**Problem to work on:** Collect all lines containing the word "Best" from the data.

═══ Listing ═══

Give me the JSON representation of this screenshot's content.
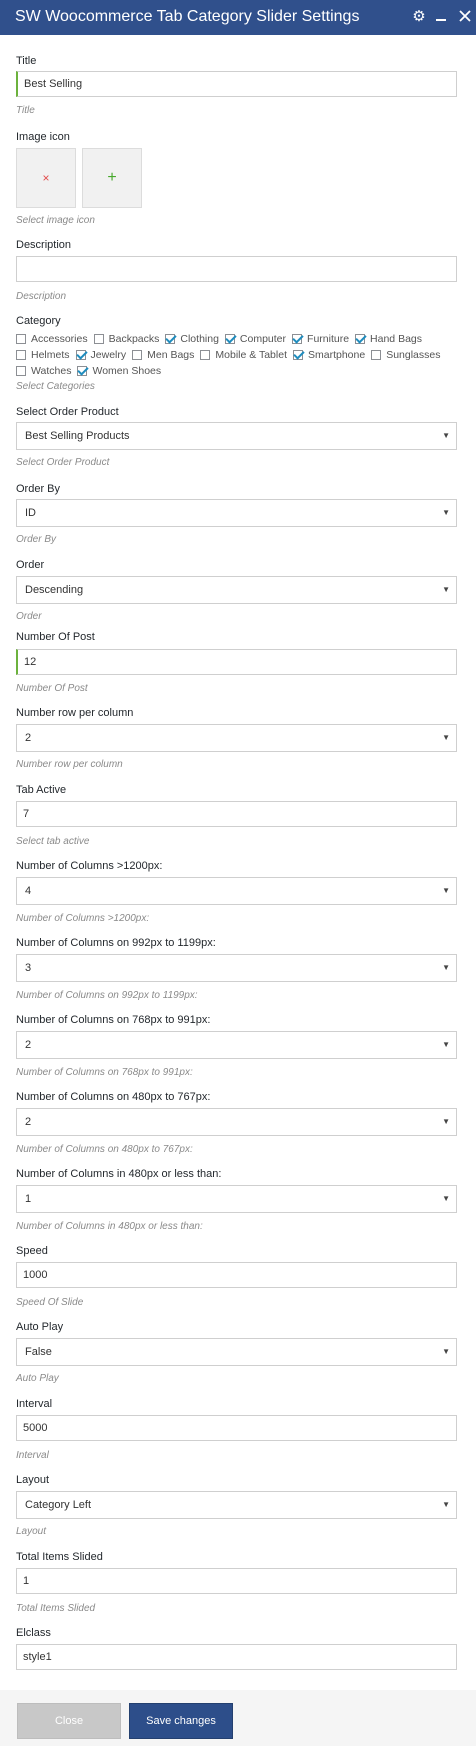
{
  "header": {
    "title": "SW Woocommerce Tab Category Slider Settings"
  },
  "title_field": {
    "label": "Title",
    "value": "Best Selling",
    "help": "Title"
  },
  "image_icon": {
    "label": "Image icon",
    "remove_glyph": "×",
    "add_glyph": "+",
    "help": "Select image icon"
  },
  "description": {
    "label": "Description",
    "value": "",
    "help": "Description"
  },
  "category": {
    "label": "Category",
    "items": [
      {
        "label": "Accessories",
        "checked": false
      },
      {
        "label": "Backpacks",
        "checked": false
      },
      {
        "label": "Clothing",
        "checked": true
      },
      {
        "label": "Computer",
        "checked": true
      },
      {
        "label": "Furniture",
        "checked": true
      },
      {
        "label": "Hand Bags",
        "checked": true
      },
      {
        "label": "Helmets",
        "checked": false
      },
      {
        "label": "Jewelry",
        "checked": true
      },
      {
        "label": "Men Bags",
        "checked": false
      },
      {
        "label": "Mobile & Tablet",
        "checked": false
      },
      {
        "label": "Smartphone",
        "checked": true
      },
      {
        "label": "Sunglasses",
        "checked": false
      },
      {
        "label": "Watches",
        "checked": false
      },
      {
        "label": "Women Shoes",
        "checked": true
      }
    ],
    "help": "Select Categories"
  },
  "order_product": {
    "label": "Select Order Product",
    "value": "Best Selling Products",
    "help": "Select Order Product"
  },
  "order_by": {
    "label": "Order By",
    "value": "ID",
    "help": "Order By"
  },
  "order": {
    "label": "Order",
    "value": "Descending",
    "help": "Order"
  },
  "number_of_post": {
    "label": "Number Of Post",
    "value": "12",
    "help": "Number Of Post"
  },
  "rows_per_column": {
    "label": "Number row per column",
    "value": "2",
    "help": "Number row per column"
  },
  "tab_active": {
    "label": "Tab Active",
    "value": "7",
    "help": "Select tab active"
  },
  "cols_1200": {
    "label": "Number of Columns >1200px:",
    "value": "4",
    "help": "Number of Columns >1200px:"
  },
  "cols_992": {
    "label": "Number of Columns on 992px to 1199px:",
    "value": "3",
    "help": "Number of Columns on 992px to 1199px:"
  },
  "cols_768": {
    "label": "Number of Columns on 768px to 991px:",
    "value": "2",
    "help": "Number of Columns on 768px to 991px:"
  },
  "cols_480": {
    "label": "Number of Columns on 480px to 767px:",
    "value": "2",
    "help": "Number of Columns on 480px to 767px:"
  },
  "cols_less_480": {
    "label": "Number of Columns in 480px or less than:",
    "value": "1",
    "help": "Number of Columns in 480px or less than:"
  },
  "speed": {
    "label": "Speed",
    "value": "1000",
    "help": "Speed Of Slide"
  },
  "auto_play": {
    "label": "Auto Play",
    "value": "False",
    "help": "Auto Play"
  },
  "interval": {
    "label": "Interval",
    "value": "5000",
    "help": "Interval"
  },
  "layout": {
    "label": "Layout",
    "value": "Category Left",
    "help": "Layout"
  },
  "total_items_slided": {
    "label": "Total Items Slided",
    "value": "1",
    "help": "Total Items Slided"
  },
  "elclass": {
    "label": "Elclass",
    "value": "style1"
  },
  "footer": {
    "close_label": "Close",
    "save_label": "Save changes"
  },
  "colors": {
    "header_bg": "#30508c",
    "save_bg": "#2d4e8a",
    "close_bg": "#c8c8c8",
    "accent_green": "#6cb23d"
  }
}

═══

**Completed exercise:**
    "value": "Best Selling",
    "value": "Best Selling Products",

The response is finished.